Start of INFORMATION

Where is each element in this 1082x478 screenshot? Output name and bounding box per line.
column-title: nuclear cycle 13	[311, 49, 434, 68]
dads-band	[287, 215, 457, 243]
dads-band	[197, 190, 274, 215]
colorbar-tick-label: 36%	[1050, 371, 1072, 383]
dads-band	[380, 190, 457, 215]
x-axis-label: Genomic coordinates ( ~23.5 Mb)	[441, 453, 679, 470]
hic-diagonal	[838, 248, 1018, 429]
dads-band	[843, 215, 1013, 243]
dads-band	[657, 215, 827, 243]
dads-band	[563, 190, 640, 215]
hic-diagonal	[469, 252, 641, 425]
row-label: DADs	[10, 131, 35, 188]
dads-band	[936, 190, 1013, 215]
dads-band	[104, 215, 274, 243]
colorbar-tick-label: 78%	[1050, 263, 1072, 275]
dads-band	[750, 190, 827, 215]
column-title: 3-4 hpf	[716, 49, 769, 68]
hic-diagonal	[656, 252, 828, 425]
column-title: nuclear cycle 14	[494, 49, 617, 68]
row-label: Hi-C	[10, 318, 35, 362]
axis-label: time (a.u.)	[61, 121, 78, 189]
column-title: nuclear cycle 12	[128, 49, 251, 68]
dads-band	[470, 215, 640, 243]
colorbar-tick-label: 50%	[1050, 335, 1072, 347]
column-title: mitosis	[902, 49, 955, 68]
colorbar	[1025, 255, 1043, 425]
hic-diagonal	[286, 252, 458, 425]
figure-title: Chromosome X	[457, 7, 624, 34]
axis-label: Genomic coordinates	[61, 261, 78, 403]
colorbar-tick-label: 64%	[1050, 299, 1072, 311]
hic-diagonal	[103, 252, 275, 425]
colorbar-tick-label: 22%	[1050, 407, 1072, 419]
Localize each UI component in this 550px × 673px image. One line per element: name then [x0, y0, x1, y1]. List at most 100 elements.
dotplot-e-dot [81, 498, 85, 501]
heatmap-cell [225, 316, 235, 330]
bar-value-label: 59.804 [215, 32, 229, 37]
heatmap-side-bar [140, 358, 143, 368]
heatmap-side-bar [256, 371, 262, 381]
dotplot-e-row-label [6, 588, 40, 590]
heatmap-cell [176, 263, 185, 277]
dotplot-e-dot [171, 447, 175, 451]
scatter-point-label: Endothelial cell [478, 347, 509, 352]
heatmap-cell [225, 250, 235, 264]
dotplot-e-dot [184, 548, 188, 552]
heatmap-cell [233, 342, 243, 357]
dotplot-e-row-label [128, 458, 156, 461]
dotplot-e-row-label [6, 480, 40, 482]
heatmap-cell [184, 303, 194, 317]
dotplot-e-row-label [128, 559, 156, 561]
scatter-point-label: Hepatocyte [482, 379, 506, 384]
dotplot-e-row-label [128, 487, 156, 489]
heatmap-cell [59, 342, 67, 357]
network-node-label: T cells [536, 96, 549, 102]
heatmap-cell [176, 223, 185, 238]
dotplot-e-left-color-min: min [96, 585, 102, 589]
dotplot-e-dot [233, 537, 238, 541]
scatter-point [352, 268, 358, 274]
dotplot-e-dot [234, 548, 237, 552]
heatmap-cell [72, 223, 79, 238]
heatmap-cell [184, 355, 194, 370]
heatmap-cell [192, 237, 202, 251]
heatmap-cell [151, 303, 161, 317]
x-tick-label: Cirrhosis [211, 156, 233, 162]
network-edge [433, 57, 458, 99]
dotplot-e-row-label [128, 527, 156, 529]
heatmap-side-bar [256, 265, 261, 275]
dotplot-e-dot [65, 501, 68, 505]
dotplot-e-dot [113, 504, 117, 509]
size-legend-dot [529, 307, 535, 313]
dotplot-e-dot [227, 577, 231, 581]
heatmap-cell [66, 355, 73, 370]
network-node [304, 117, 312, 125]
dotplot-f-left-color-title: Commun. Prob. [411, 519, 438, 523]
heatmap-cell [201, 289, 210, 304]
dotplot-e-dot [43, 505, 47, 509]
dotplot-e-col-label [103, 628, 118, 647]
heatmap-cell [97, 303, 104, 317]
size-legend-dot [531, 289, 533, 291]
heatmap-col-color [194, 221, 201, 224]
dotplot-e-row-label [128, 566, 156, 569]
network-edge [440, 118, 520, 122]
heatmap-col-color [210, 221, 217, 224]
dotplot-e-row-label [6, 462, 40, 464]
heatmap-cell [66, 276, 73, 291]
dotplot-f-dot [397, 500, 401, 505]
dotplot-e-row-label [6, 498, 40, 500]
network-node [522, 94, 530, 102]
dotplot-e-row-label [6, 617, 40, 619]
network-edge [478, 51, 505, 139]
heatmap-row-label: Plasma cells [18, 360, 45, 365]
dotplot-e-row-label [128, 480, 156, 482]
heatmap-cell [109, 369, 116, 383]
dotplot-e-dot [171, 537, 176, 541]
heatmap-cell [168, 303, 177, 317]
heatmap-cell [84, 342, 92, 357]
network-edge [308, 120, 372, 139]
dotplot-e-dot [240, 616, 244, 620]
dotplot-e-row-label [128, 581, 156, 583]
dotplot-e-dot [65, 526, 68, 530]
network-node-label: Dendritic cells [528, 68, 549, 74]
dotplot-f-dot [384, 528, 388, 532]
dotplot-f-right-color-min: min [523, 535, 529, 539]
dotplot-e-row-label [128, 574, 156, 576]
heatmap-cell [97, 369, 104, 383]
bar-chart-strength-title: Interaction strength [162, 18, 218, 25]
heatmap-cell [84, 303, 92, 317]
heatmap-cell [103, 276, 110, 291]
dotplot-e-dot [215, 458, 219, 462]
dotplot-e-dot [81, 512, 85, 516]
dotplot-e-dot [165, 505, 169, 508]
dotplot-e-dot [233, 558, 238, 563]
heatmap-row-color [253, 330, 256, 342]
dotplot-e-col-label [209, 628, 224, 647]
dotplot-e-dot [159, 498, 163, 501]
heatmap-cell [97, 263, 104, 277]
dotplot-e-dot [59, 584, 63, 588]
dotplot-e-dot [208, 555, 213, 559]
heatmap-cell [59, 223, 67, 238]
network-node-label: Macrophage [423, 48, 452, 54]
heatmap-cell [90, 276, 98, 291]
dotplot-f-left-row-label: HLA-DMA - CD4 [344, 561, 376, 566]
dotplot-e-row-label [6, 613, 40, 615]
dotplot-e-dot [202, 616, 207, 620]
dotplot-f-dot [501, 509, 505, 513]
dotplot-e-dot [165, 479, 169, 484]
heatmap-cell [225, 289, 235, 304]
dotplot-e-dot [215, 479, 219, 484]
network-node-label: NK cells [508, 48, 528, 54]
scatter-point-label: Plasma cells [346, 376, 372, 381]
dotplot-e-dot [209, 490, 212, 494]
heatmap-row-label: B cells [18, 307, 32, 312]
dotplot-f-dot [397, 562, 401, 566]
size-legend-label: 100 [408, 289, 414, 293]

End of INFORMATION

→ TASK REQUIREMENTS: From the data above, gather every line that includes the word "colorbar".

→ TASK RESULT:
colorbar-tick-label: 36%	[1050, 371, 1072, 383]
colorbar-tick-label: 78%	[1050, 263, 1072, 275]
colorbar-tick-label: 50%	[1050, 335, 1072, 347]
colorbar	[1025, 255, 1043, 425]
colorbar-tick-label: 64%	[1050, 299, 1072, 311]
colorbar-tick-label: 22%	[1050, 407, 1072, 419]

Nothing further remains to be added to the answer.